[Set problem] Without including any pictures, copy each entry below exactly.

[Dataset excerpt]
──────────
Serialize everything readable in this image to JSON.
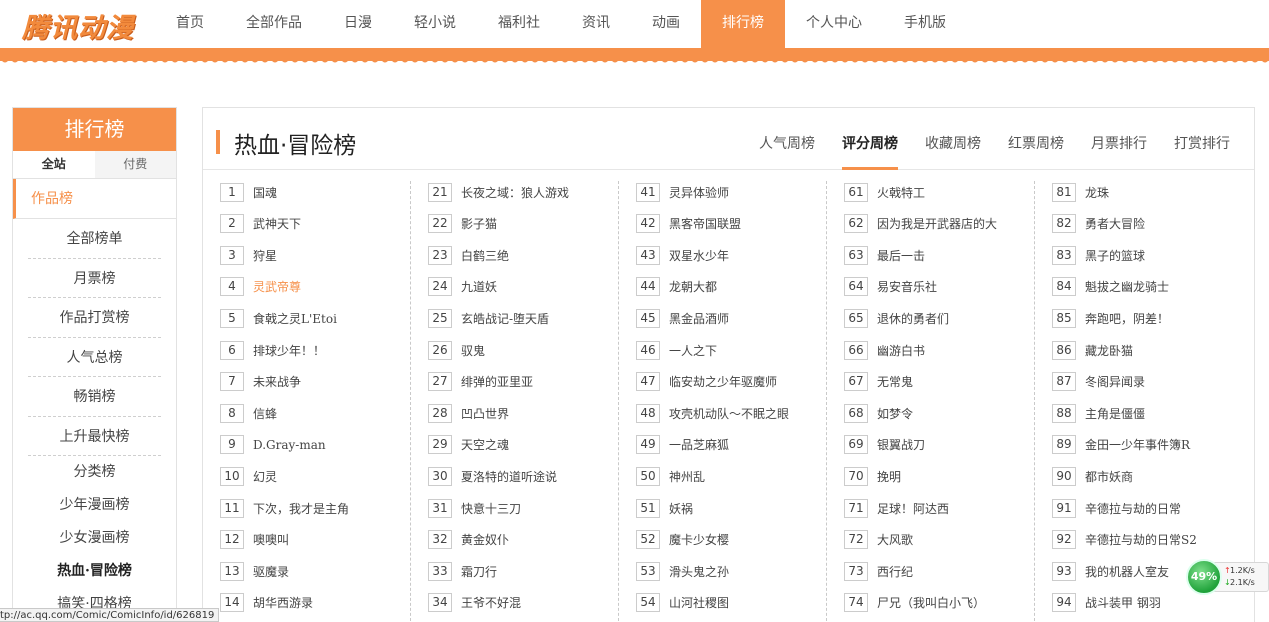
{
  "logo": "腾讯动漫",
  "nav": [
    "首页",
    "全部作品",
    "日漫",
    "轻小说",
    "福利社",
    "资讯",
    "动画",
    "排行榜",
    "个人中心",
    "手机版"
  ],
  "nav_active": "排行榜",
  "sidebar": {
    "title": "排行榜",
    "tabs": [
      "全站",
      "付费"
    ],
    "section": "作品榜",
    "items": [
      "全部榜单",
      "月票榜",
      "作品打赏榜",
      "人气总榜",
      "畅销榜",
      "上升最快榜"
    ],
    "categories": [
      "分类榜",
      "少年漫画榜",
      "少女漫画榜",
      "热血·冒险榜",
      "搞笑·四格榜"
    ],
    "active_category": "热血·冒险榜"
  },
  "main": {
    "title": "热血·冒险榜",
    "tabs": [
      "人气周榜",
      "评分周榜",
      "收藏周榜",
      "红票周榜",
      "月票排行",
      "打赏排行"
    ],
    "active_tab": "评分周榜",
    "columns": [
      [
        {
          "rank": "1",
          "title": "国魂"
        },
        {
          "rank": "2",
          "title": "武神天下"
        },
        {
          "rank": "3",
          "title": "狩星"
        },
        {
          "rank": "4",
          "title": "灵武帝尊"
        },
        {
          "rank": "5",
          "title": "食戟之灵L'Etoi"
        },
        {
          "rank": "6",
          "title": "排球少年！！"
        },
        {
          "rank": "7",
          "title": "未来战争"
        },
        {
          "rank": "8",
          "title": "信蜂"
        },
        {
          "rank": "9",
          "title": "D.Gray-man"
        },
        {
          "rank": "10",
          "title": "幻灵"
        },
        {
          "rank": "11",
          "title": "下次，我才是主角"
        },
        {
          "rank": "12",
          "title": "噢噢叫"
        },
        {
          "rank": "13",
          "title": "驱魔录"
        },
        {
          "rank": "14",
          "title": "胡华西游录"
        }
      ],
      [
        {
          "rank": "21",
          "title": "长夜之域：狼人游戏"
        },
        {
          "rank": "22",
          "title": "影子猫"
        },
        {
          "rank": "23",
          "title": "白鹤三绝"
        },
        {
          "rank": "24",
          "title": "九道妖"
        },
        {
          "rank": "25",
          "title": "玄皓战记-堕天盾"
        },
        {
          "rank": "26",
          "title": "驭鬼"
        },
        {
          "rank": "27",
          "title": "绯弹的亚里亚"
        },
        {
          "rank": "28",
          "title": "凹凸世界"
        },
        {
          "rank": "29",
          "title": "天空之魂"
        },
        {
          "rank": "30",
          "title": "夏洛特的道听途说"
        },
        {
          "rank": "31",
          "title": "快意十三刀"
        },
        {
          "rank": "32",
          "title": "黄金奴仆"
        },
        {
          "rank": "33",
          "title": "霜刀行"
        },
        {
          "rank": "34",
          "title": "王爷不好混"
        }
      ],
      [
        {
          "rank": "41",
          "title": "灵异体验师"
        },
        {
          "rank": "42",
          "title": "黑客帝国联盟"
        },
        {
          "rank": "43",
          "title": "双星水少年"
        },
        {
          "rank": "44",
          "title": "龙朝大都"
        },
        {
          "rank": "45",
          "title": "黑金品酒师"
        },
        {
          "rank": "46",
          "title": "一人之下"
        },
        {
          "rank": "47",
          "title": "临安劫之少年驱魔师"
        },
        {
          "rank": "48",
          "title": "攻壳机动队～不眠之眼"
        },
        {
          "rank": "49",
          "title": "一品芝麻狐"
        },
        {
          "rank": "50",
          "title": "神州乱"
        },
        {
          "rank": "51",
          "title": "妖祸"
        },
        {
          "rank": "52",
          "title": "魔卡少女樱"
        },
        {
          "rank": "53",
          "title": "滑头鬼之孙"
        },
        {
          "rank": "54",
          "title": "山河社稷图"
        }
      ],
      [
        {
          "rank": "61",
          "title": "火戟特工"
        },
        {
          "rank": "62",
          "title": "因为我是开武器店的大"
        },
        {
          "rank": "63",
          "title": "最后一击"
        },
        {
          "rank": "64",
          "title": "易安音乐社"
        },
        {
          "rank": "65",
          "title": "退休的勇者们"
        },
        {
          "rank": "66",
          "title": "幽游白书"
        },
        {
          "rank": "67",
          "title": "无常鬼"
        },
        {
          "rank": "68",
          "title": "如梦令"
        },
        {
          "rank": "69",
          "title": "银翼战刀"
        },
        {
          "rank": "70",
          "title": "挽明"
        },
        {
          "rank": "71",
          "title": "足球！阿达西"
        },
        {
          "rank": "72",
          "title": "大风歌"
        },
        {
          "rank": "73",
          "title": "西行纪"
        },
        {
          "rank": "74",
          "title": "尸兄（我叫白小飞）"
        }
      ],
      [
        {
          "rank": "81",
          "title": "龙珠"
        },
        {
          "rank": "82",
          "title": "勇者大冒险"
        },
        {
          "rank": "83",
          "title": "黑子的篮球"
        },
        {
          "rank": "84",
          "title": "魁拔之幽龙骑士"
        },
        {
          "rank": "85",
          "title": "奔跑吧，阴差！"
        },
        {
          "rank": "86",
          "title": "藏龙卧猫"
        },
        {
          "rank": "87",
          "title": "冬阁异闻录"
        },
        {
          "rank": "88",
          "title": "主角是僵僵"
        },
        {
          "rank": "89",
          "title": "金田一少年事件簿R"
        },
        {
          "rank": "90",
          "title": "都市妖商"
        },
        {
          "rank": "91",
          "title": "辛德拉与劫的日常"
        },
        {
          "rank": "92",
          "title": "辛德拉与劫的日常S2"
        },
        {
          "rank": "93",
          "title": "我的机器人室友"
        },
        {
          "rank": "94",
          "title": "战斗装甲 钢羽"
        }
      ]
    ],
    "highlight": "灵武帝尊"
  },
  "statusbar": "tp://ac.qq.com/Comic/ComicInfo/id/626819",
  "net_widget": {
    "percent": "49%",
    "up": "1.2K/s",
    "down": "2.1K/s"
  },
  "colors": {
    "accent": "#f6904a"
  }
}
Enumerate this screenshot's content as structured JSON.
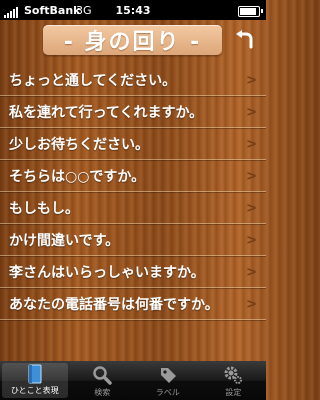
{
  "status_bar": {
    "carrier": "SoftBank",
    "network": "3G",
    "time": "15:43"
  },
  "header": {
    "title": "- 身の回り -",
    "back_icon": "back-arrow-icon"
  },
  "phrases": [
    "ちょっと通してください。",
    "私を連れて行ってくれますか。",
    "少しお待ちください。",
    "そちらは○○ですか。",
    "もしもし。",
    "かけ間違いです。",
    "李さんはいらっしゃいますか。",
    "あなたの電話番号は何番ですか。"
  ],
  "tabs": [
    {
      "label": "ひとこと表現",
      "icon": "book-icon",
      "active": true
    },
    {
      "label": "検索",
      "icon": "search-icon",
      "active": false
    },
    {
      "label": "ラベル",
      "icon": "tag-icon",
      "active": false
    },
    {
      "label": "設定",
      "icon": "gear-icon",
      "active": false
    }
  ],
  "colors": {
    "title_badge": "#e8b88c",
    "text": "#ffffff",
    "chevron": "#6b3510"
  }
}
──────────
[Expected output]
Serialize everything readable in this image to JSON.
{
  "logo": "腾讯动漫",
  "nav": [
    "首页",
    "全部作品",
    "日漫",
    "轻小说",
    "福利社",
    "资讯",
    "动画",
    "排行榜",
    "个人中心",
    "手机版"
  ],
  "nav_active": "排行榜",
  "sidebar": {
    "title": "排行榜",
    "tabs": [
      "全站",
      "付费"
    ],
    "section": "作品榜",
    "items": [
      "全部榜单",
      "月票榜",
      "作品打赏榜",
      "人气总榜",
      "畅销榜",
      "上升最快榜"
    ],
    "categories": [
      "分类榜",
      "少年漫画榜",
      "少女漫画榜",
      "热血·冒险榜",
      "搞笑·四格榜"
    ],
    "active_category": "热血·冒险榜"
  },
  "main": {
    "title": "热血·冒险榜",
    "tabs": [
      "人气周榜",
      "评分周榜",
      "收藏周榜",
      "红票周榜",
      "月票排行",
      "打赏排行"
    ],
    "active_tab": "评分周榜",
    "columns": [
      [
        {
          "rank": "1",
          "title": "国魂"
        },
        {
          "rank": "2",
          "title": "武神天下"
        },
        {
          "rank": "3",
          "title": "狩星"
        },
        {
          "rank": "4",
          "title": "灵武帝尊"
        },
        {
          "rank": "5",
          "title": "食戟之灵L'Etoi"
        },
        {
          "rank": "6",
          "title": "排球少年！！"
        },
        {
          "rank": "7",
          "title": "未来战争"
        },
        {
          "rank": "8",
          "title": "信蜂"
        },
        {
          "rank": "9",
          "title": "D.Gray-man"
        },
        {
          "rank": "10",
          "title": "幻灵"
        },
        {
          "rank": "11",
          "title": "下次，我才是主角"
        },
        {
          "rank": "12",
          "title": "噢噢叫"
        },
        {
          "rank": "13",
          "title": "驱魔录"
        },
        {
          "rank": "14",
          "title": "胡华西游录"
        }
      ],
      [
        {
          "rank": "21",
          "title": "长夜之域：狼人游戏"
        },
        {
          "rank": "22",
          "title": "影子猫"
        },
        {
          "rank": "23",
          "title": "白鹤三绝"
        },
        {
          "rank": "24",
          "title": "九道妖"
        },
        {
          "rank": "25",
          "title": "玄皓战记-堕天盾"
        },
        {
          "rank": "26",
          "title": "驭鬼"
        },
        {
          "rank": "27",
          "title": "绯弹的亚里亚"
        },
        {
          "rank": "28",
          "title": "凹凸世界"
        },
        {
          "rank": "29",
          "title": "天空之魂"
        },
        {
          "rank": "30",
          "title": "夏洛特的道听途说"
        },
        {
          "rank": "31",
          "title": "快意十三刀"
        },
        {
          "rank": "32",
          "title": "黄金奴仆"
        },
        {
          "rank": "33",
          "title": "霜刀行"
        },
        {
          "rank": "34",
          "title": "王爷不好混"
        }
      ],
      [
        {
          "rank": "41",
          "title": "灵异体验师"
        },
        {
          "rank": "42",
          "title": "黑客帝国联盟"
        },
        {
          "rank": "43",
          "title": "双星水少年"
        },
        {
          "rank": "44",
          "title": "龙朝大都"
        },
        {
          "rank": "45",
          "title": "黑金品酒师"
        },
        {
          "rank": "46",
          "title": "一人之下"
        },
        {
          "rank": "47",
          "title": "临安劫之少年驱魔师"
        },
        {
          "rank": "48",
          "title": "攻壳机动队～不眠之眼"
        },
        {
          "rank": "49",
          "title": "一品芝麻狐"
        },
        {
          "rank": "50",
          "title": "神州乱"
        },
        {
          "rank": "51",
          "title": "妖祸"
        },
        {
          "rank": "52",
          "title": "魔卡少女樱"
        },
        {
          "rank": "53",
          "title": "滑头鬼之孙"
        },
        {
          "rank": "54",
          "title": "山河社稷图"
        }
      ],
      [
        {
          "rank": "61",
          "title": "火戟特工"
        },
        {
          "rank": "62",
          "title": "因为我是开武器店的大"
        },
        {
          "rank": "63",
          "title": "最后一击"
        },
        {
          "rank": "64",
          "title": "易安音乐社"
        },
        {
          "rank": "65",
          "title": "退休的勇者们"
        },
        {
          "rank": "66",
          "title": "幽游白书"
        },
        {
          "rank": "67",
          "title": "无常鬼"
        },
        {
          "rank": "68",
          "title": "如梦令"
        },
        {
          "rank": "69",
          "title": "银翼战刀"
        },
        {
          "rank": "70",
          "title": "挽明"
        },
        {
          "rank": "71",
          "title": "足球！阿达西"
        },
        {
          "rank": "72",
          "title": "大风歌"
        },
        {
          "rank": "73",
          "title": "西行纪"
        },
        {
          "rank": "74",
          "title": "尸兄（我叫白小飞）"
        }
      ],
      [
        {
          "rank": "81",
          "title": "龙珠"
        },
        {
          "rank": "82",
          "title": "勇者大冒险"
        },
        {
          "rank": "83",
          "title": "黑子的篮球"
        },
        {
          "rank": "84",
          "title": "魁拔之幽龙骑士"
        },
        {
          "rank": "85",
          "title": "奔跑吧，阴差！"
        },
        {
          "rank": "86",
          "title": "藏龙卧猫"
        },
        {
          "rank": "87",
          "title": "冬阁异闻录"
        },
        {
          "rank": "88",
          "title": "主角是僵僵"
        },
        {
          "rank": "89",
          "title": "金田一少年事件簿R"
        },
        {
          "rank": "90",
          "title": "都市妖商"
        },
        {
          "rank": "91",
          "title": "辛德拉与劫的日常"
        },
        {
          "rank": "92",
          "title": "辛德拉与劫的日常S2"
        },
        {
          "rank": "93",
          "title": "我的机器人室友"
        },
        {
          "rank": "94",
          "title": "战斗装甲 钢羽"
        }
      ]
    ],
    "highlight": "灵武帝尊"
  },
  "statusbar": "tp://ac.qq.com/Comic/ComicInfo/id/626819",
  "net_widget": {
    "percent": "49%",
    "up": "1.2K/s",
    "down": "2.1K/s"
  },
  "colors": {
    "accent": "#f6904a"
  }
}
Enumerate this screenshot's content as structured JSON.
{
  "status_bar": {
    "carrier": "SoftBank",
    "network": "3G",
    "time": "15:43"
  },
  "header": {
    "title": "- 身の回り -",
    "back_icon": "back-arrow-icon"
  },
  "phrases": [
    "ちょっと通してください。",
    "私を連れて行ってくれますか。",
    "少しお待ちください。",
    "そちらは○○ですか。",
    "もしもし。",
    "かけ間違いです。",
    "李さんはいらっしゃいますか。",
    "あなたの電話番号は何番ですか。"
  ],
  "tabs": [
    {
      "label": "ひとこと表現",
      "icon": "book-icon",
      "active": true
    },
    {
      "label": "検索",
      "icon": "search-icon",
      "active": false
    },
    {
      "label": "ラベル",
      "icon": "tag-icon",
      "active": false
    },
    {
      "label": "設定",
      "icon": "gear-icon",
      "active": false
    }
  ],
  "colors": {
    "title_badge": "#e8b88c",
    "text": "#ffffff",
    "chevron": "#6b3510"
  }
}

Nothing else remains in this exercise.